Problem statement – Work out the number of lines containing "READING". Give that number alone.
──────────
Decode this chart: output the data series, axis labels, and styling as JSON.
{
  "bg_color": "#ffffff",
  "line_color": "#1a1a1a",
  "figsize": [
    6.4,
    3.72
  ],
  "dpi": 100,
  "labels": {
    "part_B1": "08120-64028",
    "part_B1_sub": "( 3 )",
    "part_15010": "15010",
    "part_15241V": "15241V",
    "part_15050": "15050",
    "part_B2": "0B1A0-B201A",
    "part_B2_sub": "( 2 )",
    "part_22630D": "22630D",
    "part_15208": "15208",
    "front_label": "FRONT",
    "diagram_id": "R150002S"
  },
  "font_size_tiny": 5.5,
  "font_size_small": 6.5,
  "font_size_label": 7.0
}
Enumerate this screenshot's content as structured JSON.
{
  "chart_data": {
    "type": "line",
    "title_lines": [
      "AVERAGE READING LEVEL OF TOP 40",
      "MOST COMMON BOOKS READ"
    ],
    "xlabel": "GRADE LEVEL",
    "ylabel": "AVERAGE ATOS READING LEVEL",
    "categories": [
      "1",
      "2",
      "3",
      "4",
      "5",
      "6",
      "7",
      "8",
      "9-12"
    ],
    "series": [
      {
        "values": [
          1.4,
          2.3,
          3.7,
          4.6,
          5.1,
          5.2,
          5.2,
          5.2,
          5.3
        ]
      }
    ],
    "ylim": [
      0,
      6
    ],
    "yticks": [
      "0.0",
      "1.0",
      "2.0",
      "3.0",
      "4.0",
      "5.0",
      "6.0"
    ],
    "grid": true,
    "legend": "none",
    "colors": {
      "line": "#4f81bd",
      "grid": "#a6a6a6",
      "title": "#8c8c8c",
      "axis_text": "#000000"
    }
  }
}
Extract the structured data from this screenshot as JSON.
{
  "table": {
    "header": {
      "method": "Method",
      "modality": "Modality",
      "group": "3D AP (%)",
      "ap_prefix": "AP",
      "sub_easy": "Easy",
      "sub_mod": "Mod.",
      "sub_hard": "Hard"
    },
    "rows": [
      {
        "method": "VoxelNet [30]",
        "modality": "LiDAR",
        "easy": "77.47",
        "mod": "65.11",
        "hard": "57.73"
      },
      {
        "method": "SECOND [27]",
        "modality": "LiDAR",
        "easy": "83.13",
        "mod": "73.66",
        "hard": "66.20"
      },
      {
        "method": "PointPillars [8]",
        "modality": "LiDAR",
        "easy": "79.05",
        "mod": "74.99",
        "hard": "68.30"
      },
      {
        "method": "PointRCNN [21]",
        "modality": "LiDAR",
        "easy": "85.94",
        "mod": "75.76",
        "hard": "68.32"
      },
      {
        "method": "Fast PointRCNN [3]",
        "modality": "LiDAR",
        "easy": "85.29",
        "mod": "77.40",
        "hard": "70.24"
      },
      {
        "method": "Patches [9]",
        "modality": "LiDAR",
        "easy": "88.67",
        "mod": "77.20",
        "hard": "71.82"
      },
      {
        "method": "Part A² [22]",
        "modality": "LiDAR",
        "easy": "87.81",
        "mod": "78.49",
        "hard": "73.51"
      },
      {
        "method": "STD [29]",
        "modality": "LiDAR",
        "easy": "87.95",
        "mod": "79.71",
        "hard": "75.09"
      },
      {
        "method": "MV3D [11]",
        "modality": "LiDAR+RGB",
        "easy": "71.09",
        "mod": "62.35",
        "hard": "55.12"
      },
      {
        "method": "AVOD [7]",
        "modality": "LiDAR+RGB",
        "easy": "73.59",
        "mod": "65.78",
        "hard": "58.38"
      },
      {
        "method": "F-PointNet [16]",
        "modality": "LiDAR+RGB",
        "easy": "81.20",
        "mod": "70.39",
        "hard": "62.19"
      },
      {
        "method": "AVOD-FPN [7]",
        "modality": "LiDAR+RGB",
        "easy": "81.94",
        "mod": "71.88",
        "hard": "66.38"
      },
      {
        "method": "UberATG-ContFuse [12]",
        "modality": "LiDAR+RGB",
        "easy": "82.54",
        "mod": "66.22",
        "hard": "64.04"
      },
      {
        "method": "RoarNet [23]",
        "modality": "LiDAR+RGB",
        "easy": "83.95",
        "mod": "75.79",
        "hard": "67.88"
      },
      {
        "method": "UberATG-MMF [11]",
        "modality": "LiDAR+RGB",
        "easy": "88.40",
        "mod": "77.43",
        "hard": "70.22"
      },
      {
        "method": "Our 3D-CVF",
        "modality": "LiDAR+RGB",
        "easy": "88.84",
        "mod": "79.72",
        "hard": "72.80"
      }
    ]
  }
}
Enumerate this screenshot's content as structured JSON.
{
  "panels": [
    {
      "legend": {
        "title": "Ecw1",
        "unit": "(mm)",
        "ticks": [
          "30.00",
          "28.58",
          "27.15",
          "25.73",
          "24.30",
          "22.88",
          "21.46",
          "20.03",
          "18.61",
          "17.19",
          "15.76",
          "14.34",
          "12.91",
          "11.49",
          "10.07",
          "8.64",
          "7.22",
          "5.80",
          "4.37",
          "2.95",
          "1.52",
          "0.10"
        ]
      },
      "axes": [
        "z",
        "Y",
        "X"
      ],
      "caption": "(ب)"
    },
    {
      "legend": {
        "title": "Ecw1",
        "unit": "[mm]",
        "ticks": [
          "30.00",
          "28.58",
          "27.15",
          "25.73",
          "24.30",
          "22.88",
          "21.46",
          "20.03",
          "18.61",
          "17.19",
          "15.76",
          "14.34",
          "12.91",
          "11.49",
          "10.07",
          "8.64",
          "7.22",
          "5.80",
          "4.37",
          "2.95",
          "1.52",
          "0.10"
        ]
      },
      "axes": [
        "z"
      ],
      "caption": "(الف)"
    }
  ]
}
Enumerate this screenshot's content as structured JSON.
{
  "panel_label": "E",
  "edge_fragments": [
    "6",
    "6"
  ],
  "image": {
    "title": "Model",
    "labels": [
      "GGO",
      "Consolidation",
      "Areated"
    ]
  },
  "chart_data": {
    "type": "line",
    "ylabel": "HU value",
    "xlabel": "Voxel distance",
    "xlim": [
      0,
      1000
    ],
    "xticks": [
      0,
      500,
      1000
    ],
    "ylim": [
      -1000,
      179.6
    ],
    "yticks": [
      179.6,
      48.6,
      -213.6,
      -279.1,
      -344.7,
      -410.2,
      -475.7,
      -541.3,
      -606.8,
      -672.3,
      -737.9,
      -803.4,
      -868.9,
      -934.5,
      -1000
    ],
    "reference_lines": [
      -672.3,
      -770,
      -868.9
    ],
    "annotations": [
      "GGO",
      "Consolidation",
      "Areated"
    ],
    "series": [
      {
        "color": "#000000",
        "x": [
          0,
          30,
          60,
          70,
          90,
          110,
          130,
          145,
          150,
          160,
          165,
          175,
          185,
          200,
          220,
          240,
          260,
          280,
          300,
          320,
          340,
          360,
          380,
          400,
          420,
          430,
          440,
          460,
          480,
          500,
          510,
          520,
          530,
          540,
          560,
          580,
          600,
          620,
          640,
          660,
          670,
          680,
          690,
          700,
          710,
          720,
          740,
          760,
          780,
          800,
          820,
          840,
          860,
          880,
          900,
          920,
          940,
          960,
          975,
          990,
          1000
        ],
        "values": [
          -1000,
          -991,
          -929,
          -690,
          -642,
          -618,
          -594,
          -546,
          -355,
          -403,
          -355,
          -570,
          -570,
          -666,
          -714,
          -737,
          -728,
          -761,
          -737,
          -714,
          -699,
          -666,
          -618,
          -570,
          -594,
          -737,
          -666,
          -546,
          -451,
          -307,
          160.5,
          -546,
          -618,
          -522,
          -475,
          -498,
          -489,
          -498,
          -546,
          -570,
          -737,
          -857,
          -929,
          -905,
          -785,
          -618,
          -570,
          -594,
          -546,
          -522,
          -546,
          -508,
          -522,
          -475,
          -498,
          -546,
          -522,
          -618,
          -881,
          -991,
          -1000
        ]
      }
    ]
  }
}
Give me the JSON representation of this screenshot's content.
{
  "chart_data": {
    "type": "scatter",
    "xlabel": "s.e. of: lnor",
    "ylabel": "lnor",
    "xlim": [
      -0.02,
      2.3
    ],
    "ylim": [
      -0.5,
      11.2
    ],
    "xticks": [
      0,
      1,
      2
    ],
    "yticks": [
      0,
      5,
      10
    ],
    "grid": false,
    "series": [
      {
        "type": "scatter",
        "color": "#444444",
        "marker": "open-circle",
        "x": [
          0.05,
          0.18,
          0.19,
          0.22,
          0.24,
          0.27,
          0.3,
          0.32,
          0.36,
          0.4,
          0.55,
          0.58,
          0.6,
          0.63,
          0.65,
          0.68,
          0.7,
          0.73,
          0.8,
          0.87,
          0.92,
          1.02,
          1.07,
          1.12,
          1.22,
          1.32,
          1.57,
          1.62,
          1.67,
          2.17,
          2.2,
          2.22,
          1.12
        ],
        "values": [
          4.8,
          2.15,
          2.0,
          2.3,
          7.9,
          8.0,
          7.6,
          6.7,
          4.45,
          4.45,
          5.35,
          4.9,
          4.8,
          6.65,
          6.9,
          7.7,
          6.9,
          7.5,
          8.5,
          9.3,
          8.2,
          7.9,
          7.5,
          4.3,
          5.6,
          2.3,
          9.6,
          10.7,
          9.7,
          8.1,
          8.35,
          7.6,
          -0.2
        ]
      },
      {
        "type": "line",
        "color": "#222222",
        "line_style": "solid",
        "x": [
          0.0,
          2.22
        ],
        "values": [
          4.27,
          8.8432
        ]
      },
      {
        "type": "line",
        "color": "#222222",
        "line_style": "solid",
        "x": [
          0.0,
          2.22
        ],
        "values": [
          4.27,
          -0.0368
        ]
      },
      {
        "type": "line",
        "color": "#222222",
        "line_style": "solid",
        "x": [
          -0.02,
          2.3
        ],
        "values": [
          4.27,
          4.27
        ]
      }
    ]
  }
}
──────────
Answer to the problem – 2